REQUIREMENTS :: Turn the lines of the data that run from the line containing "Patent image size: (1084, 1320)." up to and including the line containing "The burr hole cap assembly 40B" into a numbered list, leaving out any blank lines. Include no other lines.

[Stored items]

>>>>>

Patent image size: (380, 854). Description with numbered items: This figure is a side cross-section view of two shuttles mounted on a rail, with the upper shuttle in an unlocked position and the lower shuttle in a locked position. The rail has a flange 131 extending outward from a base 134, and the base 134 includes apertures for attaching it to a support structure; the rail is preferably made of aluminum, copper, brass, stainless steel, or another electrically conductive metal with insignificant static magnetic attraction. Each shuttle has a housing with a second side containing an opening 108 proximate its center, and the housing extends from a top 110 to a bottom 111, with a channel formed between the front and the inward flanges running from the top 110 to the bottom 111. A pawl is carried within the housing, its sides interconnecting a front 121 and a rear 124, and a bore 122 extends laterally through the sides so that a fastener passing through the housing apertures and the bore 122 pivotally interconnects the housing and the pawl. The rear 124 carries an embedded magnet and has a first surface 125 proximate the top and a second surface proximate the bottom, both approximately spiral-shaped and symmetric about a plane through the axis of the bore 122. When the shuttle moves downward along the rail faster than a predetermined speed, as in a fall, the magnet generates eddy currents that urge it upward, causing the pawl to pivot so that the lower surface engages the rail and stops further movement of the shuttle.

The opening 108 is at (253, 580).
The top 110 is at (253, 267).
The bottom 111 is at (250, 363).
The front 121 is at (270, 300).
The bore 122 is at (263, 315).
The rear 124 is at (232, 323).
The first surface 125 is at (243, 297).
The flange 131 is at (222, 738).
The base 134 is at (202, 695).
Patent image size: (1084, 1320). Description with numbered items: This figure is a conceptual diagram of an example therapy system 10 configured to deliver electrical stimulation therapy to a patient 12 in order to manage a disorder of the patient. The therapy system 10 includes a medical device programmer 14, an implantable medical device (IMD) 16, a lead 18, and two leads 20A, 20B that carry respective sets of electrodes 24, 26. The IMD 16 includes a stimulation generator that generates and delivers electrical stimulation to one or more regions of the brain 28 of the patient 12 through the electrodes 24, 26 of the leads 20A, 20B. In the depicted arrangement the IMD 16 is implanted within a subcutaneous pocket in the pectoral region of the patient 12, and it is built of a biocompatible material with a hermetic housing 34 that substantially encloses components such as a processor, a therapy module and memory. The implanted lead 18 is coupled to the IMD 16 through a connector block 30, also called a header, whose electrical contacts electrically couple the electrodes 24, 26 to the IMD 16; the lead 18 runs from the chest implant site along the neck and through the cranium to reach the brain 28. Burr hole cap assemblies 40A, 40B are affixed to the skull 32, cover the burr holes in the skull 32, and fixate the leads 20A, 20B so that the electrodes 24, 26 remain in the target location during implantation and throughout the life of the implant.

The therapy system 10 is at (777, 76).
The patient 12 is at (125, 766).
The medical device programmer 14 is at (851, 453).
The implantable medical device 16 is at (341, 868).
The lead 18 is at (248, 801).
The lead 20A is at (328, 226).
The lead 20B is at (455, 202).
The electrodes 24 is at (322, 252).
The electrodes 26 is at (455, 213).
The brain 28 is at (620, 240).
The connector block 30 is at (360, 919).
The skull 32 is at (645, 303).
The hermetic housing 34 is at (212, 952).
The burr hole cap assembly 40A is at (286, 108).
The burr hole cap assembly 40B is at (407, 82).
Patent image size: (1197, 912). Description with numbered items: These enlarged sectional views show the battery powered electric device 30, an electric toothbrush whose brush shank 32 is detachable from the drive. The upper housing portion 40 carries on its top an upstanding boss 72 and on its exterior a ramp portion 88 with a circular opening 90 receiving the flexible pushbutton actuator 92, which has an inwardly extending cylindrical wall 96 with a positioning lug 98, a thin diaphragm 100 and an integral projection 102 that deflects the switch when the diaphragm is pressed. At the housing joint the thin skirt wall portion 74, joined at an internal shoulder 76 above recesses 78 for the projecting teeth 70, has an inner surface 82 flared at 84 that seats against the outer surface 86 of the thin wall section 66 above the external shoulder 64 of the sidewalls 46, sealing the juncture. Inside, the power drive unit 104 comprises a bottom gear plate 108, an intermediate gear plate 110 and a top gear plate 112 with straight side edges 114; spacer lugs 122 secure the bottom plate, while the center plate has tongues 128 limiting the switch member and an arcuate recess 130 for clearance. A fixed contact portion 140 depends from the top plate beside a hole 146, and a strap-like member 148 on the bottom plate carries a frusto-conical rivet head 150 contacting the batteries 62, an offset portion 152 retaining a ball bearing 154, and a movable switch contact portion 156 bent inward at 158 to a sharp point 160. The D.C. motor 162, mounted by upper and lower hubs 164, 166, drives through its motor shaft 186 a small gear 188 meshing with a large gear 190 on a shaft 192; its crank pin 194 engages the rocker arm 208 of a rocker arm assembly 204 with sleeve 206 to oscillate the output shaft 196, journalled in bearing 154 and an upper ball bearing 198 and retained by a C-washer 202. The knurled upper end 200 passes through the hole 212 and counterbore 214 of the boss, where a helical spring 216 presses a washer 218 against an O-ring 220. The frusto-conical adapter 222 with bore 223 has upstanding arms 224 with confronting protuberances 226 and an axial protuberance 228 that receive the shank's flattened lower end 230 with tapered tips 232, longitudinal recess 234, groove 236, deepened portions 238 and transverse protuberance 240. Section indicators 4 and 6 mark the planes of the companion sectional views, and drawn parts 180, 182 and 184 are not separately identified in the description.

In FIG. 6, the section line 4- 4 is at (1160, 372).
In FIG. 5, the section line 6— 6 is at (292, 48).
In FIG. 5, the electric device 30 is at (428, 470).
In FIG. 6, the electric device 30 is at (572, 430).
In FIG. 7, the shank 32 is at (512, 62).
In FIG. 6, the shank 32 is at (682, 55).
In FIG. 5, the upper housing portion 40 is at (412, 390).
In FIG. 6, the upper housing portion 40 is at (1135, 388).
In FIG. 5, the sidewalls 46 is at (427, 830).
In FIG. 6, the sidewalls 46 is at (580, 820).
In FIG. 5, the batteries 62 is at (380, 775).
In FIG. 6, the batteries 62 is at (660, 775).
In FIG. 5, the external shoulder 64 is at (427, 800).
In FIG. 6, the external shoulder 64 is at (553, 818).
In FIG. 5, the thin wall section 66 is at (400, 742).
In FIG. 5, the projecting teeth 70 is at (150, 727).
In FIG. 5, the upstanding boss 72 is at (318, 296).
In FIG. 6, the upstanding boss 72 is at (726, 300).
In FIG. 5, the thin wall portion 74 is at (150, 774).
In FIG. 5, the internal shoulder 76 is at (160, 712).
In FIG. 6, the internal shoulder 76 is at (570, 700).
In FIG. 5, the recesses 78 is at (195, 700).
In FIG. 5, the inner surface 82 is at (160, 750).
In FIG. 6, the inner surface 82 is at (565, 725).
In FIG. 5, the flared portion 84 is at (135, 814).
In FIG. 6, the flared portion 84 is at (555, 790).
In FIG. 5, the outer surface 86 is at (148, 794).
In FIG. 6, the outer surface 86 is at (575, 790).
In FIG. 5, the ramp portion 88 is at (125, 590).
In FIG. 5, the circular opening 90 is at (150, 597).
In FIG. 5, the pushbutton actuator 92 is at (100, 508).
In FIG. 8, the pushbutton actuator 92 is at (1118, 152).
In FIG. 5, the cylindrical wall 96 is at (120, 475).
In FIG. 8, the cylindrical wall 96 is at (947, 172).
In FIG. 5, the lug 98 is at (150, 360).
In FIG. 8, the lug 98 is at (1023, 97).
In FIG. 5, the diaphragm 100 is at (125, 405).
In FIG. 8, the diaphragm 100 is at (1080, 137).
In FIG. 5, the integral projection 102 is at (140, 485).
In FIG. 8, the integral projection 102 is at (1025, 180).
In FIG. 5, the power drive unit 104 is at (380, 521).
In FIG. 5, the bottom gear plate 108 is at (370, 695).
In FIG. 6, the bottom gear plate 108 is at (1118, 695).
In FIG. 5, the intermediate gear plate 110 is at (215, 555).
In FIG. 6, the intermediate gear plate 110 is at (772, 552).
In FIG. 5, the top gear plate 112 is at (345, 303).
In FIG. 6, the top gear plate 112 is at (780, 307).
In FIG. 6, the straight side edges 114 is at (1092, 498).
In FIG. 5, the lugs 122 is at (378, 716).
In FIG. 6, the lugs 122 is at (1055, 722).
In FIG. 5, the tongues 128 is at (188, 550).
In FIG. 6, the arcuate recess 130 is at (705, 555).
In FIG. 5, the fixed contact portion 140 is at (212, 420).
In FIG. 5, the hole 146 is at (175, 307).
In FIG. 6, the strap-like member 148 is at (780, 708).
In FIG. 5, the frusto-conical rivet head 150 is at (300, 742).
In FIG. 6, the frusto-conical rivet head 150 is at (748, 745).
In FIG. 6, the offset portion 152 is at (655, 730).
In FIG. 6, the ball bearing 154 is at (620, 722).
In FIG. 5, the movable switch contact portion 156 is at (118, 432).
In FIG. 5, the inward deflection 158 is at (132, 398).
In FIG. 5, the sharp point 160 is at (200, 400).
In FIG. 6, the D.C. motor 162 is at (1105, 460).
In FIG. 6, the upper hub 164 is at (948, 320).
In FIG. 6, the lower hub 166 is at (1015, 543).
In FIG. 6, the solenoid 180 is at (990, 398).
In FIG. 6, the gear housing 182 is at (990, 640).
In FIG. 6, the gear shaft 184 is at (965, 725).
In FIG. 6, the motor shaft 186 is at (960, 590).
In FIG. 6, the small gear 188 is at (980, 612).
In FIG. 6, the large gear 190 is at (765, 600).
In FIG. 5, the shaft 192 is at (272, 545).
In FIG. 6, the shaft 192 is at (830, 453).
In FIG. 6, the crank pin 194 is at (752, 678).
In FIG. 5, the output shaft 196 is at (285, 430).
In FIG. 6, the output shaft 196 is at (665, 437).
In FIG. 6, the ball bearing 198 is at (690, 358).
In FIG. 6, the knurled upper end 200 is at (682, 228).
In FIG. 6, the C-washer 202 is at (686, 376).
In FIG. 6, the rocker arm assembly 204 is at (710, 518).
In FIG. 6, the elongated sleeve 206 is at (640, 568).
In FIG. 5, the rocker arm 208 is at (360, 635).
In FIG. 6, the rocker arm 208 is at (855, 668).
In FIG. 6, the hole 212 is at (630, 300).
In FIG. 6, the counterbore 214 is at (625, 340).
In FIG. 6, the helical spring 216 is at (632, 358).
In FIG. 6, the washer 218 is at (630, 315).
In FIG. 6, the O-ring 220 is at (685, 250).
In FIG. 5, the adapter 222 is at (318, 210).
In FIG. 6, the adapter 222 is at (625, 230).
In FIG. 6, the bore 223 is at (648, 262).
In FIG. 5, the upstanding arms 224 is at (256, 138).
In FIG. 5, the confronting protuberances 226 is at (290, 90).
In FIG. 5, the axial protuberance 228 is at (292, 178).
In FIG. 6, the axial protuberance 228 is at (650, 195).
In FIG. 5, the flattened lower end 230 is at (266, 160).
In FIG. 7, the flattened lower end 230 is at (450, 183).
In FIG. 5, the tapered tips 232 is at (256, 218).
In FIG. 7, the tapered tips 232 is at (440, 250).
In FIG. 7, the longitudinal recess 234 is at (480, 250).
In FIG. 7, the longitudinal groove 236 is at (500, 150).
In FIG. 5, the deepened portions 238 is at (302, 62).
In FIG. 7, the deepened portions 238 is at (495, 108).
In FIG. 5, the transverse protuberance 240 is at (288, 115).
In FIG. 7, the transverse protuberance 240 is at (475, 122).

<<<<<

ANSWER TO THIS PROBLEM ::
1. Patent image size: (1084, 1320). Description with numbered items: This figure is a conceptual diagram of an example therapy system 10 configured to deliver electrical stimulation therapy to a patient 12 in order to manage a disorder of the patient. The therapy system 10 includes a medical device programmer 14, an implantable medical device (IMD) 16, a lead 18, and two leads 20A, 20B that carry respective sets of electrodes 24, 26. The IMD 16 includes a stimulation generator that generates and delivers electrical stimulation to one or more regions of the brain 28 of the patient 12 through the electrodes 24, 26 of the leads 20A, 20B. In the depicted arrangement the IMD 16 is implanted within a subcutaneous pocket in the pectoral region of the patient 12, and it is built of a biocompatible material with a hermetic housing 34 that substantially encloses components such as a processor, a therapy module and memory. The implanted lead 18 is coupled to the IMD 16 through a connector block 30, also called a header, whose electrical contacts electrically couple the electrodes 24, 26 to the IMD 16; the lead 18 runs from the chest implant site along the neck and through the cranium to reach the brain 28. Burr hole cap assemblies 40A, 40B are affixed to the skull 32, cover the burr holes in the skull 32, and fixate the leads 20A, 20B so that the electrodes 24, 26 remain in the target location during implantation and throughout the life of the implant.
2. The therapy system 10 is at (777, 76).
3. The patient 12 is at (125, 766).
4. The medical device programmer 14 is at (851, 453).
5. The implantable medical device 16 is at (341, 868).
6. The lead 18 is at (248, 801).
7. The lead 20A is at (328, 226).
8. The lead 20B is at (455, 202).
9. The electrodes 24 is at (322, 252).
10. The electrodes 26 is at (455, 213).
11. The brain 28 is at (620, 240).
12. The connector block 30 is at (360, 919).
13. The skull 32 is at (645, 303).
14. The hermetic housing 34 is at (212, 952).
15. The burr hole cap assembly 40A is at (286, 108).
16. The burr hole cap assembly 40B is at (407, 82).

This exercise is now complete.